# Job
Extract every line that includes the string "study".

--- begin Given information ---

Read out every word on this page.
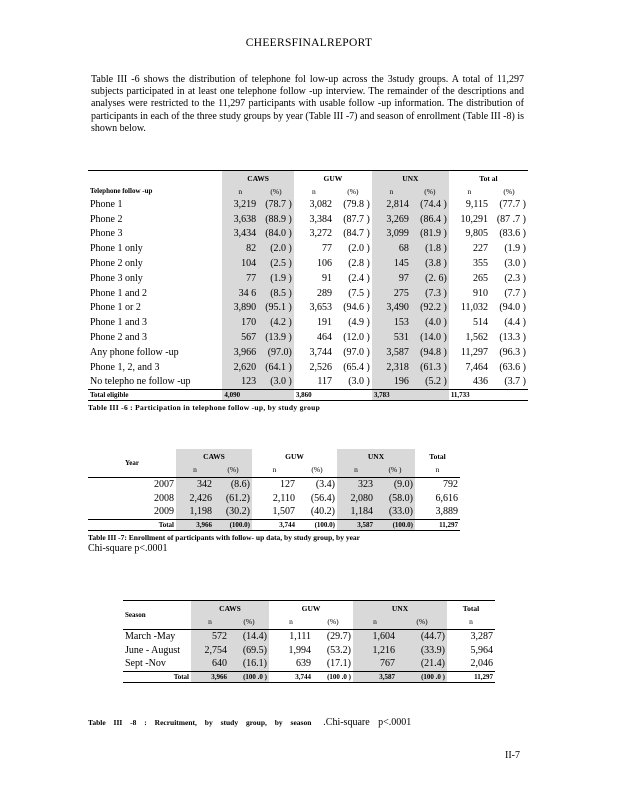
CHEERSFINALREPORT
Table III -6 shows the distribution of telephone fol low-up across the 3study groups. A total of 11,297 subjects participated in at least one telephone follow -up interview. The remainder of the descriptions and analyses were restricted to the 11,297 participants with usable follow -up information. The distribution of participants in each of the three study groups by year (Table III -7) and season of enrollment (Table III -8) is shown below.
	CAWS		GUW		UNX		Tot al	
Telephone follow -up	n	(%)	n	(%)	n	(%)	n	(%)
Phone 1	3,219	(78.7 )	3,082	(79.8 )	2,814	(74.4 )	9,115	(77.7 )
Phone 2	3,638	(88.9 )	3,384	(87.7 )	3,269	(86.4 )	10,291	(87 .7 )
Phone 3	3,434	(84.0 )	3,272	(84.7 )	3,099	(81.9 )	9,805	(83.6 )
Phone 1 only	82	(2.0 )	77	(2.0 )	68	(1.8 )	227	(1.9 )
Phone 2 only	104	(2.5 )	106	(2.8 )	145	(3.8 )	355	(3.0 )
Phone 3 only	77	(1.9 )	91	(2.4 )	97	(2. 6)	265	(2.3 )
Phone 1 and 2	34 6	(8.5 )	289	(7.5 )	275	(7.3 )	910	(7.7 )
Phone 1 or 2	3,890	(95.1 )	3,653	(94.6 )	3,490	(92.2 )	11,032	(94.0 )
Phone 1 and 3	170	(4.2 )	191	(4.9 )	153	(4.0 )	514	(4.4 )
Phone 2 and 3	567	(13.9 )	464	(12.0 )	531	(14.0 )	1,562	(13.3 )
Any phone follow -up	3,966	(97.0)	3,744	(97.0 )	3,587	(94.8 )	11,297	(96.3 )
Phone 1, 2, and 3	2,620	(64.1 )	2,526	(65.4 )	2,318	(61.3 )	7,464	(63.6 )
No telepho ne follow -up	123	(3.0 )	117	(3.0 )	196	(5.2 )	436	(3.7 )
Total eligible	4,090		3,860		3,783		11,733	
Table III -6 : Participation in telephone follow -up, by study group
Year	CAWS		GUW		UNX		Total
	n	(%)	n	(%)	n	(% )	n
2007	342	(8.6)	127	(3.4)	323	(9.0)	792
2008	2,426	(61.2)	2,110	(56.4)	2,080	(58.0)	6,616
2009	1,198	(30.2)	1,507	(40.2)	1,184	(33.0)	3,889
Total	3,966	(100.0)	3,744	(100.0)	3,587	(100.0)	11,297
Table III -7: Enrollment of participants with follow- up data, by study group, by year
Chi-square p<.0001
Season	CAWS		GUW		UNX		Total
	n	(%)	n	(%)	n	(%)	n
March -May	572	(14.4)	1,111	(29.7)	1,604	(44.7)	3,287
June - August	2,754	(69.5)	1,994	(53.2)	1,216	(33.9)	5,964
Sept -Nov	640	(16.1)	639	(17.1)	767	(21.4)	2,046
Total	3,966	(100 .0 )	3,744	(100 .0 )	3,587	(100 .0 )	11,297
Table III -8 : Recruitment, by study group, by season .Chi-square p<.0001
II-7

--- end Given information ---

# Complete output
Table III -6 shows the distribution of telephone fol low-up across the 3study groups. A total of 11,297 subjects participated in at least one telephone follow -up interview. The remainder of the descriptions and analyses were restricted to the 11,297 participants with usable follow -up information. The distribution of participants in each of the three study groups by year (Table III -7) and season of enrollment (Table III -8) is shown below.
Table III -6 : Participation in telephone follow -up, by study group
Table III -7: Enrollment of participants with follow- up data, by study group, by year
Table III -8 : Recruitment, by study group, by season .Chi-square p<.0001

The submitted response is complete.